*THE TASK*: Give, as a bare number, the count of lines that contain the word "string".

[Data entries]
· · · ·

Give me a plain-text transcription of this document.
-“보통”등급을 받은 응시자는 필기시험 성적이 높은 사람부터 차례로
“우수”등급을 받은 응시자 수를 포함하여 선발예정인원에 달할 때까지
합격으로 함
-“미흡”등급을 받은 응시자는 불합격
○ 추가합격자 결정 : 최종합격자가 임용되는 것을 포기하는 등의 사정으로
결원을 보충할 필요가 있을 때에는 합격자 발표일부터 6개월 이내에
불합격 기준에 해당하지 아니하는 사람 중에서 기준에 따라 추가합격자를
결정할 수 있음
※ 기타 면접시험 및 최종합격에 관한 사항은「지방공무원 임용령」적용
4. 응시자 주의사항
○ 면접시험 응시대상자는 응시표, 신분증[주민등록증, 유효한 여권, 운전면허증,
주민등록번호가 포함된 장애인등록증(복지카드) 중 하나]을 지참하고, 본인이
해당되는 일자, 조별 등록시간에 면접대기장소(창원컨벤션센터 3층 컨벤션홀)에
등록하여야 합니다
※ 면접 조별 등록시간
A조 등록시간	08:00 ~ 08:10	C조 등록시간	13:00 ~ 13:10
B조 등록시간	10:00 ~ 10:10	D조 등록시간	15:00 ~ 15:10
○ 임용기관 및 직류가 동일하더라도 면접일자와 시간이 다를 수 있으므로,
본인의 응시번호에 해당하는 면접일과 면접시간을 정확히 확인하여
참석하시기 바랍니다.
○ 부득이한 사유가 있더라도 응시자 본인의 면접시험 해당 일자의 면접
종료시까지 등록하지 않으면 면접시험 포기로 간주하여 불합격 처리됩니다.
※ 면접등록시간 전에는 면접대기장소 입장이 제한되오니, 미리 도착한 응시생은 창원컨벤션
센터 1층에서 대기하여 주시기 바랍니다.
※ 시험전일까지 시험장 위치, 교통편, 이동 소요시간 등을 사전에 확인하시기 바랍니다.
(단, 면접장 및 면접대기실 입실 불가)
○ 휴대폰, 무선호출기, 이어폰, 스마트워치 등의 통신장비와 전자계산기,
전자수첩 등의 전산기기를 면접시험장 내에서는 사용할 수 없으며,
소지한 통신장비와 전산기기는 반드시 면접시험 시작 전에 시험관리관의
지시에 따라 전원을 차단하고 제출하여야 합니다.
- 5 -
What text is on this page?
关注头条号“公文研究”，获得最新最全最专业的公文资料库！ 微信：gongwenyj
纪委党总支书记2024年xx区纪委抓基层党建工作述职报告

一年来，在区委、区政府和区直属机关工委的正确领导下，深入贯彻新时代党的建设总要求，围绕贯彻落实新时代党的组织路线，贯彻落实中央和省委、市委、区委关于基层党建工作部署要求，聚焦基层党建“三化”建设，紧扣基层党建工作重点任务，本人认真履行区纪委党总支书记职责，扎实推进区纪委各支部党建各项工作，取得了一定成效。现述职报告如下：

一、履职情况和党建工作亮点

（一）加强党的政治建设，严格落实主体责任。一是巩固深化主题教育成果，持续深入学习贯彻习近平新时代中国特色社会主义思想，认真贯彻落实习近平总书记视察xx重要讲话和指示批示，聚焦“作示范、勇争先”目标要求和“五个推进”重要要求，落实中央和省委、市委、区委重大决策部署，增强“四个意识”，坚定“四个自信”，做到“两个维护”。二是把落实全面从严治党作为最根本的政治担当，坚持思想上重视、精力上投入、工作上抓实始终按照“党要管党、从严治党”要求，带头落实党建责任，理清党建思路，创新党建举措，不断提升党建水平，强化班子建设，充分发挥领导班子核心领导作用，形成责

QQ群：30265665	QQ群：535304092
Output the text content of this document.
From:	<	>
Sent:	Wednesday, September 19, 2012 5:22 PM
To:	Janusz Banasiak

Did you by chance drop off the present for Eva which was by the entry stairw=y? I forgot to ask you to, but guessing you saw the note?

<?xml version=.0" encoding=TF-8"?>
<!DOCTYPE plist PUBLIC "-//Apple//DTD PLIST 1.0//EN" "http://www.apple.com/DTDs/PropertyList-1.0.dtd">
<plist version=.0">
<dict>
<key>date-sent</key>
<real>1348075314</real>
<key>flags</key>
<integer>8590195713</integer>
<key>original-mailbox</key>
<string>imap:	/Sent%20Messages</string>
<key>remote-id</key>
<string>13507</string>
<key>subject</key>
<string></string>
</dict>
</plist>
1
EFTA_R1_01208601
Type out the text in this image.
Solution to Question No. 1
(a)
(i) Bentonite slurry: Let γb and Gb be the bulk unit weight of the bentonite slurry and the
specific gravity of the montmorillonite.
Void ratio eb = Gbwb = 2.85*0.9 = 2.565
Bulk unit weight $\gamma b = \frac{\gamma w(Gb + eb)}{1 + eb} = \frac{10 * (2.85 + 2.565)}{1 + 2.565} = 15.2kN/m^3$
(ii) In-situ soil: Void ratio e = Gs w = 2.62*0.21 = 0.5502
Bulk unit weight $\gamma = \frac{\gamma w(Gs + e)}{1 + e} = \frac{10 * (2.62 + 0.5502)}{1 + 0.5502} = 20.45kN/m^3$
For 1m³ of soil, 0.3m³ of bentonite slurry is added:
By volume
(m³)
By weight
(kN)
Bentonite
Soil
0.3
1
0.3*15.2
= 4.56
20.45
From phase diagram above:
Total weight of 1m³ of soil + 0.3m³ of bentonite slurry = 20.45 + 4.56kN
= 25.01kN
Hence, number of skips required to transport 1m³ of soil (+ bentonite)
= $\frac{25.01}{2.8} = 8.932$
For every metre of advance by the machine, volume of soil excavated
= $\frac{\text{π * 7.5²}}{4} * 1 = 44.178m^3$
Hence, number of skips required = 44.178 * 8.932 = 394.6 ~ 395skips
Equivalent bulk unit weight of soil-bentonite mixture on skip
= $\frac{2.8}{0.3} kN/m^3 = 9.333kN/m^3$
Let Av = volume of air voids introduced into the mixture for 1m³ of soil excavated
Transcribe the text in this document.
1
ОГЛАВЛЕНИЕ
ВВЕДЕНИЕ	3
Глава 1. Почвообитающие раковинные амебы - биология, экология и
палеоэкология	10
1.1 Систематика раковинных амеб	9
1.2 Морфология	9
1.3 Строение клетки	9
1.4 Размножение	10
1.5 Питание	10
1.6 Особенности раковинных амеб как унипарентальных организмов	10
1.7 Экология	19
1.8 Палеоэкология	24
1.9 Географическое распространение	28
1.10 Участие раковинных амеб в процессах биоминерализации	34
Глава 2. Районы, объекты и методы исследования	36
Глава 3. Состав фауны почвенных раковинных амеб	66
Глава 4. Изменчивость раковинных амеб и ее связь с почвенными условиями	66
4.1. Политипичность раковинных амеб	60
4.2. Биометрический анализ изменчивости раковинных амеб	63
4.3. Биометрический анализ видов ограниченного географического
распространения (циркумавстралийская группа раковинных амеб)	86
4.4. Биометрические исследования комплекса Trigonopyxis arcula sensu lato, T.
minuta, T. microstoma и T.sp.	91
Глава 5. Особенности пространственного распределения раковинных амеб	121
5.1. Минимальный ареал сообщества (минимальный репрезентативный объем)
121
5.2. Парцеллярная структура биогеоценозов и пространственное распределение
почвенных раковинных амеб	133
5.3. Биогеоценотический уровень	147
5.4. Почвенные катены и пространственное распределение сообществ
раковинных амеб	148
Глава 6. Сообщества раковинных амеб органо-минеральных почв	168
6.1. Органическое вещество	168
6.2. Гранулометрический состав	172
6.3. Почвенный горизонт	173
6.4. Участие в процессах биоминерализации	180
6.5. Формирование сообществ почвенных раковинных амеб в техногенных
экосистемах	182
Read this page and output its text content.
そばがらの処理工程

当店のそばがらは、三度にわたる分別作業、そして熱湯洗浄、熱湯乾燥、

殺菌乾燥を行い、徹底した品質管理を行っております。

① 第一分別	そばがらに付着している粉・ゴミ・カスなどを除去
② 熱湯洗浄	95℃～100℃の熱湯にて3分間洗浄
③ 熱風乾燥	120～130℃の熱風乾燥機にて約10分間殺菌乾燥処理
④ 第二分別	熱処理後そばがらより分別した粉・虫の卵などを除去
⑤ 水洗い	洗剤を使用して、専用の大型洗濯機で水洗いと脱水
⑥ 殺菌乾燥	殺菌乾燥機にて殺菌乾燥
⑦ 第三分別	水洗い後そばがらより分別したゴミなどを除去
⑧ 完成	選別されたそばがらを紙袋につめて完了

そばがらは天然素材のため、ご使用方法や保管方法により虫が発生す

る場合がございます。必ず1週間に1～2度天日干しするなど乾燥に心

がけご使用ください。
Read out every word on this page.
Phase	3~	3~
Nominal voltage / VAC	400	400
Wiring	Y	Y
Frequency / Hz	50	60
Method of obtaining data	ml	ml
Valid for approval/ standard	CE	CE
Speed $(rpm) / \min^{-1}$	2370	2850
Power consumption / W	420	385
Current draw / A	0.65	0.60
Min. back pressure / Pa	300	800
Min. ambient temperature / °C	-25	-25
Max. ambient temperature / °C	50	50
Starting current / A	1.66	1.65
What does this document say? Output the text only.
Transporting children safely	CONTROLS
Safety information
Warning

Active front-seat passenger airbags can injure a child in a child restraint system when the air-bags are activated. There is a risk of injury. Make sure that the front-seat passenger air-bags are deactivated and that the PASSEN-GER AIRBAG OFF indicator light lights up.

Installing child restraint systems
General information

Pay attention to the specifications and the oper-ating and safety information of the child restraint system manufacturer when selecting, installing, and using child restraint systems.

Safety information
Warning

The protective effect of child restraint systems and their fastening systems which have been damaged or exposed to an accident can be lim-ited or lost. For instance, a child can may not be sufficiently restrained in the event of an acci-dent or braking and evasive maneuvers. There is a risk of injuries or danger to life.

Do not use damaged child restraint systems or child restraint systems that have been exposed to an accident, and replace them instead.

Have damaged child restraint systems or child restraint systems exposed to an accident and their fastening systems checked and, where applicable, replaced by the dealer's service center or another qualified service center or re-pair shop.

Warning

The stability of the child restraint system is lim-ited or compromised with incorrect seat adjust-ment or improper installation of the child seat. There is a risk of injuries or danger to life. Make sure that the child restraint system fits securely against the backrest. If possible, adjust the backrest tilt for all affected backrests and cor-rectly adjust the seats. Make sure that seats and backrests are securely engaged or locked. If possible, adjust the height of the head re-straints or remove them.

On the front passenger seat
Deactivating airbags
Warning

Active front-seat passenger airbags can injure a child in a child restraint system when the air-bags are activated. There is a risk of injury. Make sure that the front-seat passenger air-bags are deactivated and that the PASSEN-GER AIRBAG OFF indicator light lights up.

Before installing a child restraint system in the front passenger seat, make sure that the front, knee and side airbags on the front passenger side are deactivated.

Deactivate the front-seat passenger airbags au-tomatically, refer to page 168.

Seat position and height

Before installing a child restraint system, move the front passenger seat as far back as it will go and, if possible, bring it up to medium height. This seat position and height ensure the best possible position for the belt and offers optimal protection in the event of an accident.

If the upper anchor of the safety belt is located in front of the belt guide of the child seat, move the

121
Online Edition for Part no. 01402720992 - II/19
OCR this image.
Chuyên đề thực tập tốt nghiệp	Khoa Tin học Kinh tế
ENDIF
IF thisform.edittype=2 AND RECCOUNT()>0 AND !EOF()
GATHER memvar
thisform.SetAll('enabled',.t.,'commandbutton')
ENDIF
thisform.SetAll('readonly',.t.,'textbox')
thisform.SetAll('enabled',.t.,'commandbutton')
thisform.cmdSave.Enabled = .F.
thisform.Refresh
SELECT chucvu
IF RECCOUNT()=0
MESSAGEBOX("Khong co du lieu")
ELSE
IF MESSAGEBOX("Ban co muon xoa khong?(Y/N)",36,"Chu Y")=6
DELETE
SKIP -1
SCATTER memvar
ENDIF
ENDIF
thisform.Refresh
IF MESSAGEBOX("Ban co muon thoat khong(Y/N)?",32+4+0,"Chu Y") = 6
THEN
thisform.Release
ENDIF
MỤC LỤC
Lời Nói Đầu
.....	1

· · · ·

*OUTPUT FOR THIS TASK*: 3